Extract every line that includes the string "text".

Records for processing:
________________________________________

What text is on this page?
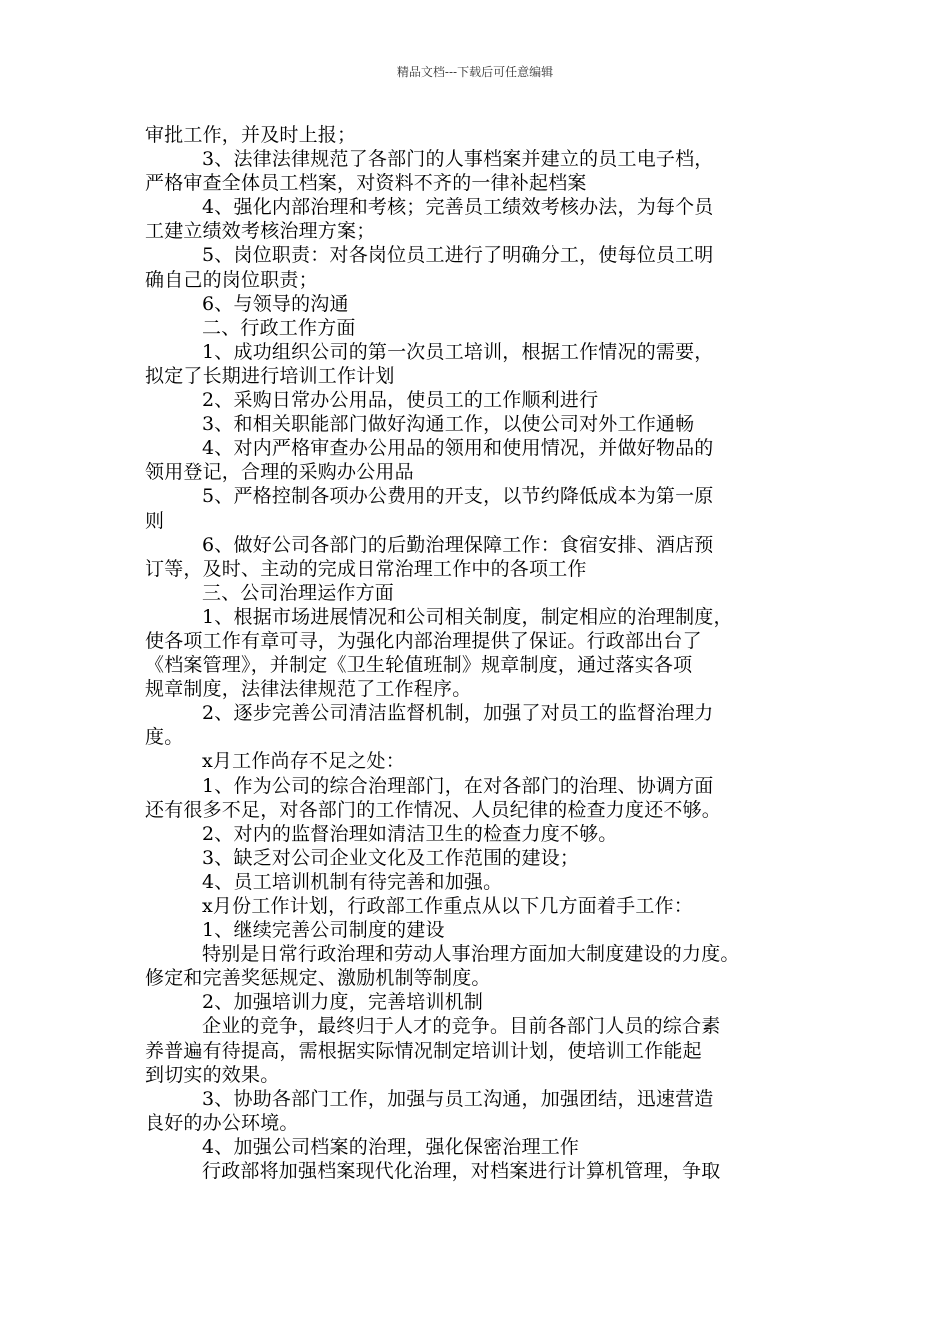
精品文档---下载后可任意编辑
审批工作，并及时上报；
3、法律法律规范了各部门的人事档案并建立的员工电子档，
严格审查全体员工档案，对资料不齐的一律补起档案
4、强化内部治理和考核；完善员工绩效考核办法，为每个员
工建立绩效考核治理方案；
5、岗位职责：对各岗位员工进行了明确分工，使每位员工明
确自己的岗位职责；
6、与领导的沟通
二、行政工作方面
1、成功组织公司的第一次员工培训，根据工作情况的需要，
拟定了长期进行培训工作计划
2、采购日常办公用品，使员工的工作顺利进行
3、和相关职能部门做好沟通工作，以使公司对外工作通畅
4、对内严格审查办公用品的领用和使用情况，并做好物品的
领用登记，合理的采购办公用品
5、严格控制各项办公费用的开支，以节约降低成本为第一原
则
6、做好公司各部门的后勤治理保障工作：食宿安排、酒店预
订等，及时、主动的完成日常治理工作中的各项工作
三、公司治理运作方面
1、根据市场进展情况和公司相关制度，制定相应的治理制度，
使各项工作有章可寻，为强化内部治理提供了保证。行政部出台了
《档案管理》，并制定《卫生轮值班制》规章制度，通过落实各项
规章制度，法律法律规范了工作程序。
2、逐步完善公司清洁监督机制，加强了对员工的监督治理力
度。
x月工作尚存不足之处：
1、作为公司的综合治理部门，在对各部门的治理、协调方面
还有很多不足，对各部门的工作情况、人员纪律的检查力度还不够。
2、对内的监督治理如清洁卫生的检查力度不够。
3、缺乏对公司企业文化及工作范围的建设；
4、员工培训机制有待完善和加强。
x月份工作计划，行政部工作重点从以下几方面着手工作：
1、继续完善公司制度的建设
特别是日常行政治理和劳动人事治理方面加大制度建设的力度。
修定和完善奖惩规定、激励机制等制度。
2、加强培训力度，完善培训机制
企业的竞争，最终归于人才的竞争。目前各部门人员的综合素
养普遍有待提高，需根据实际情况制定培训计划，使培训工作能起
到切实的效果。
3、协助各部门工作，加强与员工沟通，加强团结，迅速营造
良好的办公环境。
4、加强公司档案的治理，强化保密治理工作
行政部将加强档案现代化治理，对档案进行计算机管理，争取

________________________________________

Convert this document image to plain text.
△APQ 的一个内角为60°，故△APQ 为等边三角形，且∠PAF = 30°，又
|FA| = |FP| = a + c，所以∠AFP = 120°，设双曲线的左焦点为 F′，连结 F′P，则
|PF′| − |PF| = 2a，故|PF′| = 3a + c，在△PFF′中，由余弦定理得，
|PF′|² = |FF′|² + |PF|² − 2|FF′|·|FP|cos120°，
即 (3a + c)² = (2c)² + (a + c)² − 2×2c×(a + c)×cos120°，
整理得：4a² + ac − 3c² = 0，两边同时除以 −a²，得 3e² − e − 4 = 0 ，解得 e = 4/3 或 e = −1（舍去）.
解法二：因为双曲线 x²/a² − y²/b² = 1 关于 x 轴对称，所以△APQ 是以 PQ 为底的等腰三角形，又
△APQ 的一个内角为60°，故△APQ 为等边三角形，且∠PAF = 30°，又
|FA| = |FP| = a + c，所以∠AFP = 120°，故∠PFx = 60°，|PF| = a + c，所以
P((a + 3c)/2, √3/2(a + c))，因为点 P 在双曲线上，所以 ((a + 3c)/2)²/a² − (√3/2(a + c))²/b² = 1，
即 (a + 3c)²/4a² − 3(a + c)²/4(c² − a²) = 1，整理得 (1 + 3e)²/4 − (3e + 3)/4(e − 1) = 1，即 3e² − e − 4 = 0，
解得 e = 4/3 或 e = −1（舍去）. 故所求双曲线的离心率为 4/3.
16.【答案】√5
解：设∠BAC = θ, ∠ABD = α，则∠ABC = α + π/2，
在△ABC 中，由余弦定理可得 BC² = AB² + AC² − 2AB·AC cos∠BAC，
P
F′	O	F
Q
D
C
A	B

________________________________________

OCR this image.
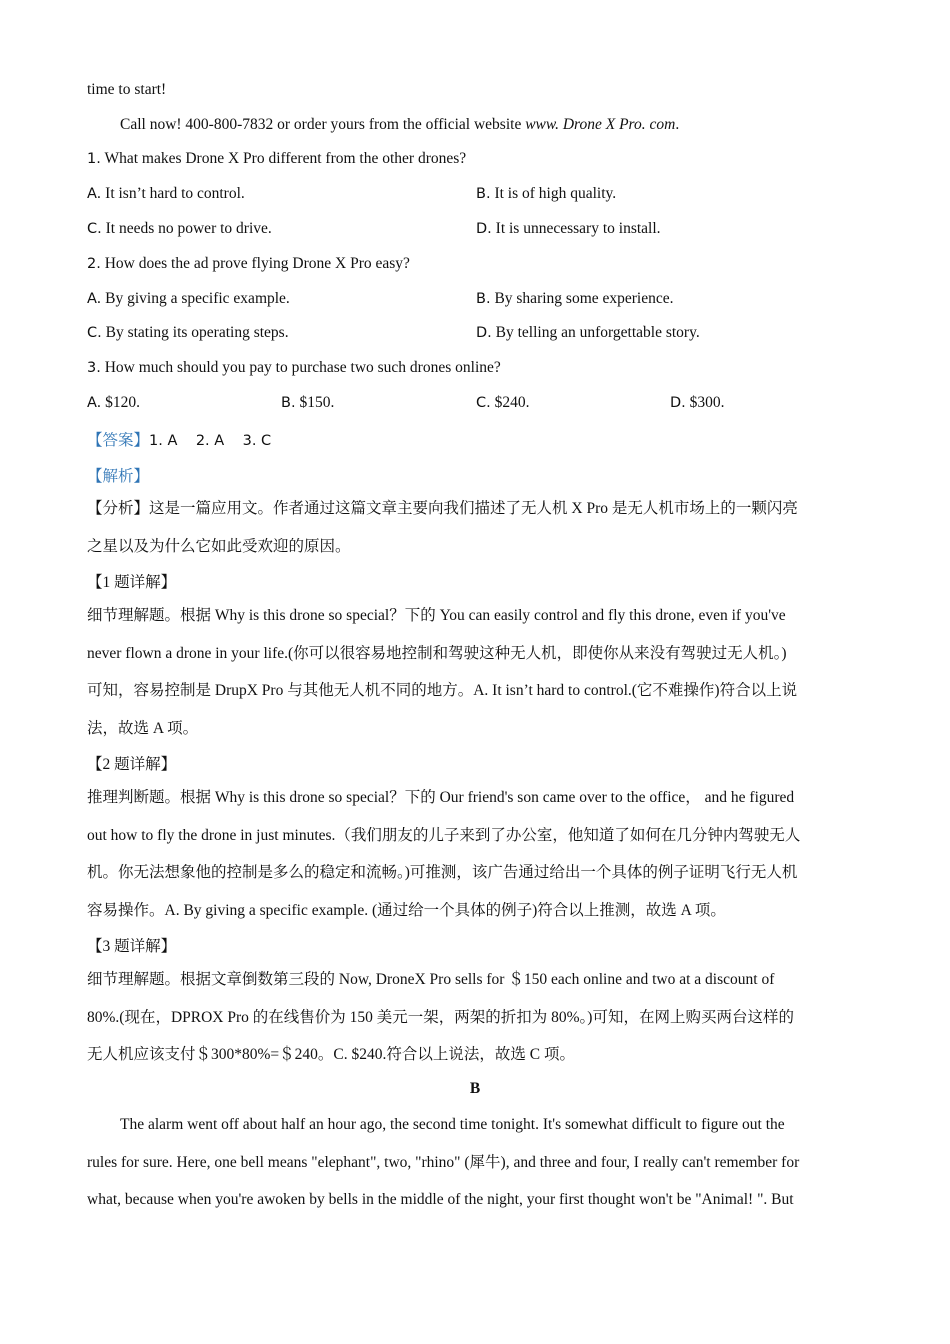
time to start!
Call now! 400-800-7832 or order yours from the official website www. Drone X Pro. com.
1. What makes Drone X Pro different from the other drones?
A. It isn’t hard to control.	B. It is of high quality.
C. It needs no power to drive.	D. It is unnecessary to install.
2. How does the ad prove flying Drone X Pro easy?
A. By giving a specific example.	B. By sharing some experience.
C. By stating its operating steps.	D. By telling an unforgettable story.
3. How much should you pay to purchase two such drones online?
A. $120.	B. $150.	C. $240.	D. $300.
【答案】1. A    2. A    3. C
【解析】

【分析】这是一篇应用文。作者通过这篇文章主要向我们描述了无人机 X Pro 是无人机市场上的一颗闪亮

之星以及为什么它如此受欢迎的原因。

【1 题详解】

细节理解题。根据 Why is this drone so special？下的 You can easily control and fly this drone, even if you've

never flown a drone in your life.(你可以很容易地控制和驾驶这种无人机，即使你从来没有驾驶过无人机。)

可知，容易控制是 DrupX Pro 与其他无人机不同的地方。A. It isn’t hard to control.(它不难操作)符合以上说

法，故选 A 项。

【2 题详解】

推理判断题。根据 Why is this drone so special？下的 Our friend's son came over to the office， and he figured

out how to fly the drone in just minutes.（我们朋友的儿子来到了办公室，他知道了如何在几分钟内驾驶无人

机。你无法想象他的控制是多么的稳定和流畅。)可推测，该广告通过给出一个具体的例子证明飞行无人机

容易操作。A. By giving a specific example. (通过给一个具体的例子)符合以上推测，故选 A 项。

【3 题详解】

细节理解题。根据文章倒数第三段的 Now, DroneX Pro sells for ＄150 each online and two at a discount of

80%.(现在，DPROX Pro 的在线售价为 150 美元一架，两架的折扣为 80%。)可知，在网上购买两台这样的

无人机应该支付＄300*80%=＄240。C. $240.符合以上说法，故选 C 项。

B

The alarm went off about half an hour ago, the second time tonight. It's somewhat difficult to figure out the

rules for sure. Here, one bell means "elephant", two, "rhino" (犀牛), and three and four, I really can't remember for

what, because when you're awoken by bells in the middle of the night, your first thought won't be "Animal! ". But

________________________________________

Solution for this exercise:
What text is on this page?
Convert this document image to plain text.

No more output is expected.